— Begin Provided data —

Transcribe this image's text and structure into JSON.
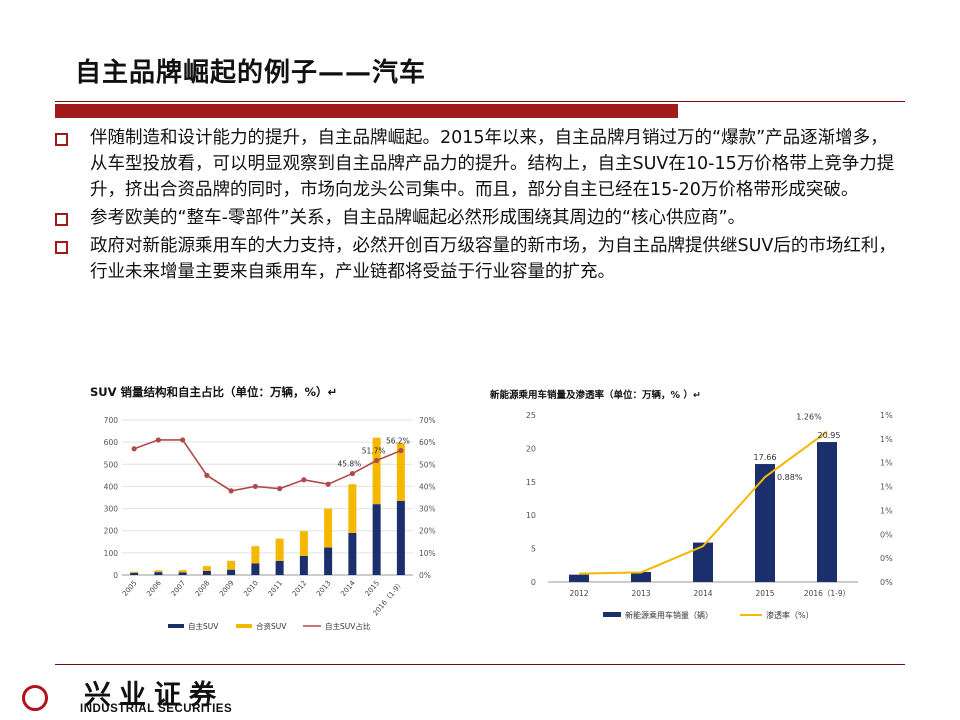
{
  "slide": {
    "title": "自主品牌崛起的例子——汽车",
    "bullets": [
      "伴随制造和设计能力的提升，自主品牌崛起。2015年以来，自主品牌月销过万的“爆款”产品逐渐增多，从车型投放看，可以明显观察到自主品牌产品力的提升。结构上，自主SUV在10-15万价格带上竞争力提升，挤出合资品牌的同时，市场向龙头公司集中。而且，部分自主已经在15-20万价格带形成突破。",
      "参考欧美的“整车-零部件”关系，自主品牌崛起必然形成围绕其周边的“核心供应商”。",
      "政府对新能源乘用车的大力支持，必然开创百万级容量的新市场，为自主品牌提供继SUV后的市场红利，行业未来增量主要来自乘用车，产业链都将受益于行业容量的扩充。"
    ],
    "logo": {
      "cn": "兴业证券",
      "en": "INDUSTRIAL SECURITIES"
    },
    "colors": {
      "accent": "#a11b1b",
      "navy": "#1a2f6b",
      "gold": "#f5b800",
      "line_red": "#b04a4a"
    }
  },
  "chart_data": [
    {
      "type": "bar",
      "stacked": true,
      "title": "SUV 销量结构和自主占比（单位：万辆，%）↵",
      "categories": [
        "2005",
        "2006",
        "2007",
        "2008",
        "2009",
        "2010",
        "2011",
        "2012",
        "2013",
        "2014",
        "2015",
        "2016（1-9）"
      ],
      "series": [
        {
          "name": "自主SUV",
          "kind": "bar",
          "values": [
            10,
            13,
            12,
            18,
            24,
            52,
            64,
            86,
            124,
            190,
            320,
            335
          ]
        },
        {
          "name": "合资SUV",
          "kind": "bar",
          "values": [
            5,
            8,
            10,
            22,
            40,
            78,
            100,
            112,
            176,
            220,
            300,
            260
          ]
        },
        {
          "name": "自主SUV占比",
          "kind": "line",
          "axis": "right",
          "values": [
            57,
            61,
            61,
            45,
            38,
            40,
            39,
            43,
            41,
            45.8,
            51.7,
            56.2
          ]
        }
      ],
      "point_labels": [
        "45.8%",
        "51.7%",
        "56.2%"
      ],
      "y_ticks": [
        "0",
        "100",
        "200",
        "300",
        "400",
        "500",
        "600",
        "700"
      ],
      "y2_ticks": [
        "0%",
        "10%",
        "20%",
        "30%",
        "40%",
        "50%",
        "60%",
        "70%"
      ],
      "ylim": [
        0,
        700
      ],
      "y2lim": [
        0,
        70
      ],
      "legend": [
        "自主SUV",
        "合资SUV",
        "自主SUV占比"
      ]
    },
    {
      "type": "bar",
      "title": "新能源乘用车销量及渗透率（单位：万辆，% ）↵",
      "categories": [
        "2012",
        "2013",
        "2014",
        "2015",
        "2016（1-9）"
      ],
      "series": [
        {
          "name": "新能源乘用车销量（辆）",
          "kind": "bar",
          "values": [
            1.1,
            1.5,
            5.9,
            17.66,
            20.95
          ]
        },
        {
          "name": "渗透率（%）",
          "kind": "line",
          "axis": "right",
          "values": [
            0.07,
            0.08,
            0.3,
            0.88,
            1.26
          ]
        }
      ],
      "bar_labels": [
        "17.66",
        "20.95"
      ],
      "point_labels": [
        "0.88%",
        "1.26%"
      ],
      "y_ticks": [
        "0",
        "5",
        "10",
        "15",
        "20",
        "25"
      ],
      "y2_ticks": [
        "0%",
        "0%",
        "0%",
        "1%",
        "1%",
        "1%",
        "1%",
        "1%"
      ],
      "ylim": [
        0,
        25
      ],
      "y2lim": [
        0,
        1.4
      ],
      "legend": [
        "新能源乘用车销量（辆）",
        "渗透率（%）"
      ]
    }
  ]
}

— End Provided data —

• _What you need to do_
Nothing in the entries should change as you copy them, except that the pictures are left out.

• _Expected output_
Transcribe this image's text and structure into JSON.
{
  "slide": {
    "title": "自主品牌崛起的例子——汽车",
    "bullets": [
      "伴随制造和设计能力的提升，自主品牌崛起。2015年以来，自主品牌月销过万的“爆款”产品逐渐增多，从车型投放看，可以明显观察到自主品牌产品力的提升。结构上，自主SUV在10-15万价格带上竞争力提升，挤出合资品牌的同时，市场向龙头公司集中。而且，部分自主已经在15-20万价格带形成突破。",
      "参考欧美的“整车-零部件”关系，自主品牌崛起必然形成围绕其周边的“核心供应商”。",
      "政府对新能源乘用车的大力支持，必然开创百万级容量的新市场，为自主品牌提供继SUV后的市场红利，行业未来增量主要来自乘用车，产业链都将受益于行业容量的扩充。"
    ],
    "logo": {
      "cn": "兴业证券",
      "en": "INDUSTRIAL SECURITIES"
    },
    "colors": {
      "accent": "#a11b1b",
      "navy": "#1a2f6b",
      "gold": "#f5b800",
      "line_red": "#b04a4a"
    }
  },
  "chart_data": [
    {
      "type": "bar",
      "stacked": true,
      "title": "SUV 销量结构和自主占比（单位：万辆，%）↵",
      "categories": [
        "2005",
        "2006",
        "2007",
        "2008",
        "2009",
        "2010",
        "2011",
        "2012",
        "2013",
        "2014",
        "2015",
        "2016（1-9）"
      ],
      "series": [
        {
          "name": "自主SUV",
          "kind": "bar",
          "values": [
            10,
            13,
            12,
            18,
            24,
            52,
            64,
            86,
            124,
            190,
            320,
            335
          ]
        },
        {
          "name": "合资SUV",
          "kind": "bar",
          "values": [
            5,
            8,
            10,
            22,
            40,
            78,
            100,
            112,
            176,
            220,
            300,
            260
          ]
        },
        {
          "name": "自主SUV占比",
          "kind": "line",
          "axis": "right",
          "values": [
            57,
            61,
            61,
            45,
            38,
            40,
            39,
            43,
            41,
            45.8,
            51.7,
            56.2
          ]
        }
      ],
      "point_labels": [
        "45.8%",
        "51.7%",
        "56.2%"
      ],
      "y_ticks": [
        "0",
        "100",
        "200",
        "300",
        "400",
        "500",
        "600",
        "700"
      ],
      "y2_ticks": [
        "0%",
        "10%",
        "20%",
        "30%",
        "40%",
        "50%",
        "60%",
        "70%"
      ],
      "ylim": [
        0,
        700
      ],
      "y2lim": [
        0,
        70
      ],
      "legend": [
        "自主SUV",
        "合资SUV",
        "自主SUV占比"
      ]
    },
    {
      "type": "bar",
      "title": "新能源乘用车销量及渗透率（单位：万辆，% ）↵",
      "categories": [
        "2012",
        "2013",
        "2014",
        "2015",
        "2016（1-9）"
      ],
      "series": [
        {
          "name": "新能源乘用车销量（辆）",
          "kind": "bar",
          "values": [
            1.1,
            1.5,
            5.9,
            17.66,
            20.95
          ]
        },
        {
          "name": "渗透率（%）",
          "kind": "line",
          "axis": "right",
          "values": [
            0.07,
            0.08,
            0.3,
            0.88,
            1.26
          ]
        }
      ],
      "bar_labels": [
        "17.66",
        "20.95"
      ],
      "point_labels": [
        "0.88%",
        "1.26%"
      ],
      "y_ticks": [
        "0",
        "5",
        "10",
        "15",
        "20",
        "25"
      ],
      "y2_ticks": [
        "0%",
        "0%",
        "0%",
        "1%",
        "1%",
        "1%",
        "1%",
        "1%"
      ],
      "ylim": [
        0,
        25
      ],
      "y2lim": [
        0,
        1.4
      ],
      "legend": [
        "新能源乘用车销量（辆）",
        "渗透率（%）"
      ]
    }
  ]
}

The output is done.